--- Start of SUPPLIED ENTRIES ---

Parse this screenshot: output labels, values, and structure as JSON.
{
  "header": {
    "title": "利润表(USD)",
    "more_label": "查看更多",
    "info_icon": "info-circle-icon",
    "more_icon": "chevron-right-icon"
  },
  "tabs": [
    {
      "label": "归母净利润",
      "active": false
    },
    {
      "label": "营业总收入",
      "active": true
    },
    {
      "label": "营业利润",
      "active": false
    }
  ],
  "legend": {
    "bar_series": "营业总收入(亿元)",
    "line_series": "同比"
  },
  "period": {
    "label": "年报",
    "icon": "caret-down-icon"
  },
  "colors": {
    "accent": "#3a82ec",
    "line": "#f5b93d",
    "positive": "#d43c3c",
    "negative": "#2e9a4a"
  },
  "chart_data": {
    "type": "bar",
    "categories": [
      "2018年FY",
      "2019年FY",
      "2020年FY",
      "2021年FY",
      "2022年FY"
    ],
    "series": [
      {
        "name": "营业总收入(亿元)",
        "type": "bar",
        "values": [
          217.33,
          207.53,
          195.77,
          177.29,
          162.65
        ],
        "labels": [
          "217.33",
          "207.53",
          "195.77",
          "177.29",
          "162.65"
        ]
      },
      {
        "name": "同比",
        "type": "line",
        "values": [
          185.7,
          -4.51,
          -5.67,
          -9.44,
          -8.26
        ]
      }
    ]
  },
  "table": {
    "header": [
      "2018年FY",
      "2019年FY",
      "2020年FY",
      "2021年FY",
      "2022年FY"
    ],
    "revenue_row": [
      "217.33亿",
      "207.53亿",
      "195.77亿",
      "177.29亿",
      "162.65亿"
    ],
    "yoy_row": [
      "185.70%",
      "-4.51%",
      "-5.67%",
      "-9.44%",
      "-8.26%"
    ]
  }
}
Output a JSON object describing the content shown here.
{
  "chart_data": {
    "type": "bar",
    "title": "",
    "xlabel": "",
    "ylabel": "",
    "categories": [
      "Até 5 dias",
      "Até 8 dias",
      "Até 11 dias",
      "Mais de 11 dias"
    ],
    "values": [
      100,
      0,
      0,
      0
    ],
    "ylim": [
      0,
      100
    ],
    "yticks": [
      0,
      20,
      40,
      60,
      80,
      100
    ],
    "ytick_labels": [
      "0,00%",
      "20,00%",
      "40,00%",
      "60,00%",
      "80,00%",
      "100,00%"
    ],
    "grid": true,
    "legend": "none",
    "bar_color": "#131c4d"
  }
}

--- End of SUPPLIED ENTRIES ---

▸ EXERCISE: Please output the entries above, every line exactly as it reads.

▸ REPLY:
Parse this screenshot: output labels, values, and structure as JSON.
{
  "header": {
    "title": "利润表(USD)",
    "more_label": "查看更多",
    "info_icon": "info-circle-icon",
    "more_icon": "chevron-right-icon"
  },
  "tabs": [
    {
      "label": "归母净利润",
      "active": false
    },
    {
      "label": "营业总收入",
      "active": true
    },
    {
      "label": "营业利润",
      "active": false
    }
  ],
  "legend": {
    "bar_series": "营业总收入(亿元)",
    "line_series": "同比"
  },
  "period": {
    "label": "年报",
    "icon": "caret-down-icon"
  },
  "colors": {
    "accent": "#3a82ec",
    "line": "#f5b93d",
    "positive": "#d43c3c",
    "negative": "#2e9a4a"
  },
  "chart_data": {
    "type": "bar",
    "categories": [
      "2018年FY",
      "2019年FY",
      "2020年FY",
      "2021年FY",
      "2022年FY"
    ],
    "series": [
      {
        "name": "营业总收入(亿元)",
        "type": "bar",
        "values": [
          217.33,
          207.53,
          195.77,
          177.29,
          162.65
        ],
        "labels": [
          "217.33",
          "207.53",
          "195.77",
          "177.29",
          "162.65"
        ]
      },
      {
        "name": "同比",
        "type": "line",
        "values": [
          185.7,
          -4.51,
          -5.67,
          -9.44,
          -8.26
        ]
      }
    ]
  },
  "table": {
    "header": [
      "2018年FY",
      "2019年FY",
      "2020年FY",
      "2021年FY",
      "2022年FY"
    ],
    "revenue_row": [
      "217.33亿",
      "207.53亿",
      "195.77亿",
      "177.29亿",
      "162.65亿"
    ],
    "yoy_row": [
      "185.70%",
      "-4.51%",
      "-5.67%",
      "-9.44%",
      "-8.26%"
    ]
  }
}
Output a JSON object describing the content shown here.
{
  "chart_data": {
    "type": "bar",
    "title": "",
    "xlabel": "",
    "ylabel": "",
    "categories": [
      "Até 5 dias",
      "Até 8 dias",
      "Até 11 dias",
      "Mais de 11 dias"
    ],
    "values": [
      100,
      0,
      0,
      0
    ],
    "ylim": [
      0,
      100
    ],
    "yticks": [
      0,
      20,
      40,
      60,
      80,
      100
    ],
    "ytick_labels": [
      "0,00%",
      "20,00%",
      "40,00%",
      "60,00%",
      "80,00%",
      "100,00%"
    ],
    "grid": true,
    "legend": "none",
    "bar_color": "#131c4d"
  }
}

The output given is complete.